**Things to do:**
**a)** In the device-tree email, which SoCs are given as an example of the same SoC offered with either RISC-V or ARM cores?
**b)** Continue the device-tree email, starting right after its last sentence.
>> start Text
On 2022-09-21 08:46, Geert Uytterhoeven wrote:
Hi Rob, Krzysztof, This is a topic that came up at the RISC-V BoF at Plumbers, and it was suggested to bring it up with you. The same SoC may be available with either RISC-V or other (e.g. ARM) CPU cores (an example of this are the Renesas RZ/Five and RZ/G2UL SoCs). To avoid duplication, we would like to have: - <riscv-soc>.dtsi includes <base-soc>.dtsi, - <arm-soc>.dtsi includes <base-soc>.dtsi. Unfortunately RISC-V and ARM typically use different types of interrupt controllers, using different bindings (e.g. 2-cell vs. 3-cell), and possibly using different interrupt numbers. Hence the interrupt-parent and interrupts{-extended} properties should be different, too. Possible solutions[1]: 1. interrupt-map 2. Use a SOC_PERIPHERAL_IRQ() macro in interrupts properties in <base-soc>.dtsi, with - #define SOC_PERIPHERAL_IRQ(nr, na) nr // RISC-V - #define SOC_PERIPHERAL_IRQ(nr, na) GIC_SPI na // ARM Note that the cpp/dtc combo does not support arithmetic, so even the simple case where nr = 32 + na cannot be simplified. 3. Wrap inside RISCV() and ARM() macros, e.g.: RISCV(interrupts = <412 IRQ_TYPE_LEVEL_HIGH>;) ARM(interrupts = <GIC_SPI 380 IRQ_TYPE_LEVEL_HIGH>;) Cfr. ARM() and THUMB() in arch/arm/include/asm/unified.h, as used to express the same operation using plain ARM or ARM Thumb instructions.
>> end Text
>> start Material provided
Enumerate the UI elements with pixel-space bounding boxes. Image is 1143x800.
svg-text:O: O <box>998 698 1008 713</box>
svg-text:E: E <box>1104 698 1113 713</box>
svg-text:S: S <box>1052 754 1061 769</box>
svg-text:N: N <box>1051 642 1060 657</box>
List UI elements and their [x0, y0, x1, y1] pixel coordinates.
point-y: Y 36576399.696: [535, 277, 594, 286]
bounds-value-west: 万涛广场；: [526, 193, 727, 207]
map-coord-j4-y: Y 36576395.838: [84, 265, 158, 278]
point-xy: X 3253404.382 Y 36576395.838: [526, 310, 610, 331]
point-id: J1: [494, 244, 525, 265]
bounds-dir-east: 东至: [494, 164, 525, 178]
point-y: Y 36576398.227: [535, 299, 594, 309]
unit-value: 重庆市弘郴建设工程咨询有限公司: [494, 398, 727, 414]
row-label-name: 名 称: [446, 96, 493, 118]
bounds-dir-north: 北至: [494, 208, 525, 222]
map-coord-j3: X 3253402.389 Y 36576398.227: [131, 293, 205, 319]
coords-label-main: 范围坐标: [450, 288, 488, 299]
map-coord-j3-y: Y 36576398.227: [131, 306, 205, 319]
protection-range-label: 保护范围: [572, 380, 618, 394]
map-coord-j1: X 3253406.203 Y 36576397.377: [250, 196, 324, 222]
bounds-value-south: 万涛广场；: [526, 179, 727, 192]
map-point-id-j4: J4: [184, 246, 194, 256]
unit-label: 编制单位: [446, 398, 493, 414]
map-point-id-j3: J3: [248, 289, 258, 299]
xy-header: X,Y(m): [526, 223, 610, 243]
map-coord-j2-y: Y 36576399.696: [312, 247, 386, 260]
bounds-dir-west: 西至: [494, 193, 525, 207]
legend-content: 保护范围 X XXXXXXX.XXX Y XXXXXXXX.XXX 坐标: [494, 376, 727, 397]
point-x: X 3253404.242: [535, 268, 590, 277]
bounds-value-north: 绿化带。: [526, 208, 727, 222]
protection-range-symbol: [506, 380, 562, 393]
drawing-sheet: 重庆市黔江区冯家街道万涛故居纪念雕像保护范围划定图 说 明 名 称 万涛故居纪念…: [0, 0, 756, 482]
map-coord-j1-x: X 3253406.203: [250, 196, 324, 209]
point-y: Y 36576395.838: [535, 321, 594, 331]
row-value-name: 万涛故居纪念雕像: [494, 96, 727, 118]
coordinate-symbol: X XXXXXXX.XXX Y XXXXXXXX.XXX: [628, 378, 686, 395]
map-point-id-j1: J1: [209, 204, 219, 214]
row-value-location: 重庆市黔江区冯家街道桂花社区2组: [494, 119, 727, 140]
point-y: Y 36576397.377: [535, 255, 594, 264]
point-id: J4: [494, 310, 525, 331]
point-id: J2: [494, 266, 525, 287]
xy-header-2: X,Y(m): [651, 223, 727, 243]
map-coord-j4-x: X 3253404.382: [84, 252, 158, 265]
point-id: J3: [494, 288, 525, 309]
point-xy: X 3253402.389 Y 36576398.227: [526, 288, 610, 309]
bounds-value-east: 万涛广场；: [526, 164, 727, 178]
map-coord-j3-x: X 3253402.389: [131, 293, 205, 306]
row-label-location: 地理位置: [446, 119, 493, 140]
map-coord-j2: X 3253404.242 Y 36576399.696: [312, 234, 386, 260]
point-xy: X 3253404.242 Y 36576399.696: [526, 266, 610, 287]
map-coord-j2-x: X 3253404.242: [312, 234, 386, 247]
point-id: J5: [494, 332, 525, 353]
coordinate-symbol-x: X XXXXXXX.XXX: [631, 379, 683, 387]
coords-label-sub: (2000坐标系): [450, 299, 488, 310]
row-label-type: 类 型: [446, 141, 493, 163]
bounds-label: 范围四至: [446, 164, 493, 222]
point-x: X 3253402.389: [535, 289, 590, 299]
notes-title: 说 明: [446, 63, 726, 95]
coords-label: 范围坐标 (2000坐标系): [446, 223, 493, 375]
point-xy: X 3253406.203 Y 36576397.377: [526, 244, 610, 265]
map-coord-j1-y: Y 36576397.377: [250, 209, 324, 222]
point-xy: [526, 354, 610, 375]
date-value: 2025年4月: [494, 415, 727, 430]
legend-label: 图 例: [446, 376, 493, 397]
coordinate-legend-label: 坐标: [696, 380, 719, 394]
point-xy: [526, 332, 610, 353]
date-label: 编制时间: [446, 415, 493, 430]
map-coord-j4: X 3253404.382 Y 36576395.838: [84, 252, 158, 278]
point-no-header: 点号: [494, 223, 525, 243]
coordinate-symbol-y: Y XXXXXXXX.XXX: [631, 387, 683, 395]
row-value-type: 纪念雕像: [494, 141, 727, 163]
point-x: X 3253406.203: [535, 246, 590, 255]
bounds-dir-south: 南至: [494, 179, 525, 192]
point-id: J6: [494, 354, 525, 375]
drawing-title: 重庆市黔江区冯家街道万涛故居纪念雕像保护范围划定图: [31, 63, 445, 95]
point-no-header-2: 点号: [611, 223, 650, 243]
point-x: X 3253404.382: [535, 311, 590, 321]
>> end Material provided
**Results by task:**
**a)** The Renesas RZ/Five and RZ/G2UL SoCs.

**b)**
4. Put all the "interrupts" properties in the SoC-specific DTSI at the same level as the interrupt controller to which they correspond. Works out of the box with no horrible mystery macros, and is really no more or less error-prone than any other approach. Yes, it means replicating a bit of structure and/or having labels for everything (many of which may be wanted anyway), but that's not necessarily a bad thing for readability anyway. Hierarchical definitions are standard FDT practice and should be well understood, so this is arguably the simplest and least surprising approach :)
Cheers, Robin.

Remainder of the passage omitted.